The problem: Return the listing word for word, as given.

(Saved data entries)
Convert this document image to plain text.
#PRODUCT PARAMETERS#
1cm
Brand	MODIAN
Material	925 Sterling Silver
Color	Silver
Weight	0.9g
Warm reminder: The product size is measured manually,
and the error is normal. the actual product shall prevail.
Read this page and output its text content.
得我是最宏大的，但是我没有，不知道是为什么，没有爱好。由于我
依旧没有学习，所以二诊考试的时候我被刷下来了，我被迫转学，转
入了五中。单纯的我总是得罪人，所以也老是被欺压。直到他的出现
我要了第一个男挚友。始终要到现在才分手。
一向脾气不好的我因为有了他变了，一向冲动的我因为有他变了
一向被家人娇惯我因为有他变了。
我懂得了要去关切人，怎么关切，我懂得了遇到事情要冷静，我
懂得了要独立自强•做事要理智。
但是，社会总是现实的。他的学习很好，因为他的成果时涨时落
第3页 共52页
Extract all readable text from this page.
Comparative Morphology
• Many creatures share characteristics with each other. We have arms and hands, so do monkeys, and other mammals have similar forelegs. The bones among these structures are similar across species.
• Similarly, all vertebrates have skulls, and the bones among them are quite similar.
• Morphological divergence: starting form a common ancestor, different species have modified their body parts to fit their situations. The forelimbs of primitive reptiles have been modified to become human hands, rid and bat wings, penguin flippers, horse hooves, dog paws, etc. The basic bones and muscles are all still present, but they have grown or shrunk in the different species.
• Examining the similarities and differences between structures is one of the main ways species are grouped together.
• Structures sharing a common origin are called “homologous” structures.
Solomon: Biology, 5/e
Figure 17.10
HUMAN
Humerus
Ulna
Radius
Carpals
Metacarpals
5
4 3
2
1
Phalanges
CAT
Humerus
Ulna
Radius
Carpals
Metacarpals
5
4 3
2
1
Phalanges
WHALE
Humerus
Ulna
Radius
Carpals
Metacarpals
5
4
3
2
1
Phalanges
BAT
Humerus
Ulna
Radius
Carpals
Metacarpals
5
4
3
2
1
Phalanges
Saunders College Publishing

Complete response:
Convert this document image to plain text.
#PRODUCT PARAMETERS#
1cm
Brand	MODIAN
Material	925 Sterling Silver
Color	Silver
Weight	0.9g
Warm reminder: The product size is measured manually,
and the error is normal. the actual product shall prevail.
Read this page and output its text content.
得我是最宏大的，但是我没有，不知道是为什么，没有爱好。由于我
依旧没有学习，所以二诊考试的时候我被刷下来了，我被迫转学，转
入了五中。单纯的我总是得罪人，所以也老是被欺压。直到他的出现
我要了第一个男挚友。始终要到现在才分手。
一向脾气不好的我因为有了他变了，一向冲动的我因为有他变了
一向被家人娇惯我因为有他变了。
我懂得了要去关切人，怎么关切，我懂得了遇到事情要冷静，我
懂得了要独立自强•做事要理智。
但是，社会总是现实的。他的学习很好，因为他的成果时涨时落
第3页 共52页
Extract all readable text from this page.
Comparative Morphology
• Many creatures share characteristics with each other. We have arms and hands, so do monkeys, and other mammals have similar forelegs. The bones among these structures are similar across species.
• Similarly, all vertebrates have skulls, and the bones among them are quite similar.
• Morphological divergence: starting form a common ancestor, different species have modified their body parts to fit their situations. The forelimbs of primitive reptiles have been modified to become human hands, rid and bat wings, penguin flippers, horse hooves, dog paws, etc. The basic bones and muscles are all still present, but they have grown or shrunk in the different species.
• Examining the similarities and differences between structures is one of the main ways species are grouped together.
• Structures sharing a common origin are called “homologous” structures.
Solomon: Biology, 5/e
Figure 17.10
HUMAN
Humerus
Ulna
Radius
Carpals
Metacarpals
5
4 3
2
1
Phalanges
CAT
Humerus
Ulna
Radius
Carpals
Metacarpals
5
4 3
2
1
Phalanges
WHALE
Humerus
Ulna
Radius
Carpals
Metacarpals
5
4
3
2
1
Phalanges
BAT
Humerus
Ulna
Radius
Carpals
Metacarpals
5
4
3
2
1
Phalanges
Saunders College Publishing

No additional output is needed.